▶ _DATA FOR THE TASK_:
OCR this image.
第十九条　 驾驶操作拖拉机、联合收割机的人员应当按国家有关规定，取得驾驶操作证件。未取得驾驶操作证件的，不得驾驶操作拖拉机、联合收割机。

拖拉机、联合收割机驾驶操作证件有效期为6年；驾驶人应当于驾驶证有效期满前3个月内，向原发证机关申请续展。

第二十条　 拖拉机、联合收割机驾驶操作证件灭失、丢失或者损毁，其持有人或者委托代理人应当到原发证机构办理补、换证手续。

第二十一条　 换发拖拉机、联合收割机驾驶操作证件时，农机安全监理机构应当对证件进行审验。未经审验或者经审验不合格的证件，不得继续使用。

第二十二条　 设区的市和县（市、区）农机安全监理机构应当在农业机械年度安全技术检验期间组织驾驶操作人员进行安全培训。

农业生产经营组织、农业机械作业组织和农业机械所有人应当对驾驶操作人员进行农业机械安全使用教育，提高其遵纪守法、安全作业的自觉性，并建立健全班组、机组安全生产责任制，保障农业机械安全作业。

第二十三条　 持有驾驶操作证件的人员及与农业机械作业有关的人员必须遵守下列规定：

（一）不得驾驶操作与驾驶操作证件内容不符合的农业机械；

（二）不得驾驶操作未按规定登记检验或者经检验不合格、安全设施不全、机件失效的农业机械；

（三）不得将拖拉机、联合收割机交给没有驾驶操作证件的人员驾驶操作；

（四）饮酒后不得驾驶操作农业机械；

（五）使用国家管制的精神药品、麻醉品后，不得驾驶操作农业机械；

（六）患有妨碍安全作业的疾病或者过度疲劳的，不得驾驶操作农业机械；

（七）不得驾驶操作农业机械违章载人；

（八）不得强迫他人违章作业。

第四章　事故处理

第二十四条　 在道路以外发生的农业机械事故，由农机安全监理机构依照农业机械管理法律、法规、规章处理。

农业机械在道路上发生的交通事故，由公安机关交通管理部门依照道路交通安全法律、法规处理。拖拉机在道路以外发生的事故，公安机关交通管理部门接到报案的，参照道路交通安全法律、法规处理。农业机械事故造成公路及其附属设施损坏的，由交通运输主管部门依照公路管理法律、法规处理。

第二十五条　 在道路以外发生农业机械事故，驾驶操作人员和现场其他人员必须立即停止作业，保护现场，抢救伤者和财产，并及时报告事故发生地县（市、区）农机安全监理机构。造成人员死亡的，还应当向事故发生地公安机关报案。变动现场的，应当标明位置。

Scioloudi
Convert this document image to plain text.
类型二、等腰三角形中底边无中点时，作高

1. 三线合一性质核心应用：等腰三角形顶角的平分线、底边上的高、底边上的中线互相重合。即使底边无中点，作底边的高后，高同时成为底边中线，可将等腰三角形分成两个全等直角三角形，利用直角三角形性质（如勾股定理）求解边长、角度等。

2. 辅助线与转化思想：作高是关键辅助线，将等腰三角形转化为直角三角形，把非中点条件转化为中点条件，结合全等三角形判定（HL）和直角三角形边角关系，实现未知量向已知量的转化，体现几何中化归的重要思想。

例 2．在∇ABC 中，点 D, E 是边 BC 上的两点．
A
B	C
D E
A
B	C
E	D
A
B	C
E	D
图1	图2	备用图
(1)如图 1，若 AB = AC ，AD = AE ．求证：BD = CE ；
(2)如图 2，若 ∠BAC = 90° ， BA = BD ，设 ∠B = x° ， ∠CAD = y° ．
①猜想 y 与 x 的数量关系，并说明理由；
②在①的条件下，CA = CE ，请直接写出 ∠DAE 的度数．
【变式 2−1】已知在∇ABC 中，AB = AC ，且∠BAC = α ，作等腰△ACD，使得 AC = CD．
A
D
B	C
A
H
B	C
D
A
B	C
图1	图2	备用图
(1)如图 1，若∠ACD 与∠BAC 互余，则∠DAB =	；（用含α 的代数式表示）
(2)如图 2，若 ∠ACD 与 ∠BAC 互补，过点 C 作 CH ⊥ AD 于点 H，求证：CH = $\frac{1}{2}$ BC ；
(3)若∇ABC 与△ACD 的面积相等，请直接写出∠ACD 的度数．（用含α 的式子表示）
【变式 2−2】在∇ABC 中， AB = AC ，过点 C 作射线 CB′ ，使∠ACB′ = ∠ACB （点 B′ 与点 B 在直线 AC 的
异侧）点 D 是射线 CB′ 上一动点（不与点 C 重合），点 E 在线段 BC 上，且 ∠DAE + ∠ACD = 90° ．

▶ _WHAT IS EXPECTED_: Copy out the whole listing exactly as written.

▶ _SOLUTION FOR THIS TASK_:
OCR this image.
第十九条　 驾驶操作拖拉机、联合收割机的人员应当按国家有关规定，取得驾驶操作证件。未取得驾驶操作证件的，不得驾驶操作拖拉机、联合收割机。

拖拉机、联合收割机驾驶操作证件有效期为6年；驾驶人应当于驾驶证有效期满前3个月内，向原发证机关申请续展。

第二十条　 拖拉机、联合收割机驾驶操作证件灭失、丢失或者损毁，其持有人或者委托代理人应当到原发证机构办理补、换证手续。

第二十一条　 换发拖拉机、联合收割机驾驶操作证件时，农机安全监理机构应当对证件进行审验。未经审验或者经审验不合格的证件，不得继续使用。

第二十二条　 设区的市和县（市、区）农机安全监理机构应当在农业机械年度安全技术检验期间组织驾驶操作人员进行安全培训。

农业生产经营组织、农业机械作业组织和农业机械所有人应当对驾驶操作人员进行农业机械安全使用教育，提高其遵纪守法、安全作业的自觉性，并建立健全班组、机组安全生产责任制，保障农业机械安全作业。

第二十三条　 持有驾驶操作证件的人员及与农业机械作业有关的人员必须遵守下列规定：

（一）不得驾驶操作与驾驶操作证件内容不符合的农业机械；

（二）不得驾驶操作未按规定登记检验或者经检验不合格、安全设施不全、机件失效的农业机械；

（三）不得将拖拉机、联合收割机交给没有驾驶操作证件的人员驾驶操作；

（四）饮酒后不得驾驶操作农业机械；

（五）使用国家管制的精神药品、麻醉品后，不得驾驶操作农业机械；

（六）患有妨碍安全作业的疾病或者过度疲劳的，不得驾驶操作农业机械；

（七）不得驾驶操作农业机械违章载人；

（八）不得强迫他人违章作业。

第四章　事故处理

第二十四条　 在道路以外发生的农业机械事故，由农机安全监理机构依照农业机械管理法律、法规、规章处理。

农业机械在道路上发生的交通事故，由公安机关交通管理部门依照道路交通安全法律、法规处理。拖拉机在道路以外发生的事故，公安机关交通管理部门接到报案的，参照道路交通安全法律、法规处理。农业机械事故造成公路及其附属设施损坏的，由交通运输主管部门依照公路管理法律、法规处理。

第二十五条　 在道路以外发生农业机械事故，驾驶操作人员和现场其他人员必须立即停止作业，保护现场，抢救伤者和财产，并及时报告事故发生地县（市、区）农机安全监理机构。造成人员死亡的，还应当向事故发生地公安机关报案。变动现场的，应当标明位置。

Scioloudi
Convert this document image to plain text.
类型二、等腰三角形中底边无中点时，作高

1. 三线合一性质核心应用：等腰三角形顶角的平分线、底边上的高、底边上的中线互相重合。即使底边无中点，作底边的高后，高同时成为底边中线，可将等腰三角形分成两个全等直角三角形，利用直角三角形性质（如勾股定理）求解边长、角度等。

2. 辅助线与转化思想：作高是关键辅助线，将等腰三角形转化为直角三角形，把非中点条件转化为中点条件，结合全等三角形判定（HL）和直角三角形边角关系，实现未知量向已知量的转化，体现几何中化归的重要思想。

例 2．在∇ABC 中，点 D, E 是边 BC 上的两点．
A
B	C
D E
A
B	C
E	D
A
B	C
E	D
图1	图2	备用图
(1)如图 1，若 AB = AC ，AD = AE ．求证：BD = CE ；
(2)如图 2，若 ∠BAC = 90° ， BA = BD ，设 ∠B = x° ， ∠CAD = y° ．
①猜想 y 与 x 的数量关系，并说明理由；
②在①的条件下，CA = CE ，请直接写出 ∠DAE 的度数．
【变式 2−1】已知在∇ABC 中，AB = AC ，且∠BAC = α ，作等腰△ACD，使得 AC = CD．
A
D
B	C
A
H
B	C
D
A
B	C
图1	图2	备用图
(1)如图 1，若∠ACD 与∠BAC 互余，则∠DAB =	；（用含α 的代数式表示）
(2)如图 2，若 ∠ACD 与 ∠BAC 互补，过点 C 作 CH ⊥ AD 于点 H，求证：CH = $\frac{1}{2}$ BC ；
(3)若∇ABC 与△ACD 的面积相等，请直接写出∠ACD 的度数．（用含α 的式子表示）
【变式 2−2】在∇ABC 中， AB = AC ，过点 C 作射线 CB′ ，使∠ACB′ = ∠ACB （点 B′ 与点 B 在直线 AC 的
异侧）点 D 是射线 CB′ 上一动点（不与点 C 重合），点 E 在线段 BC 上，且 ∠DAE + ∠ACD = 90° ．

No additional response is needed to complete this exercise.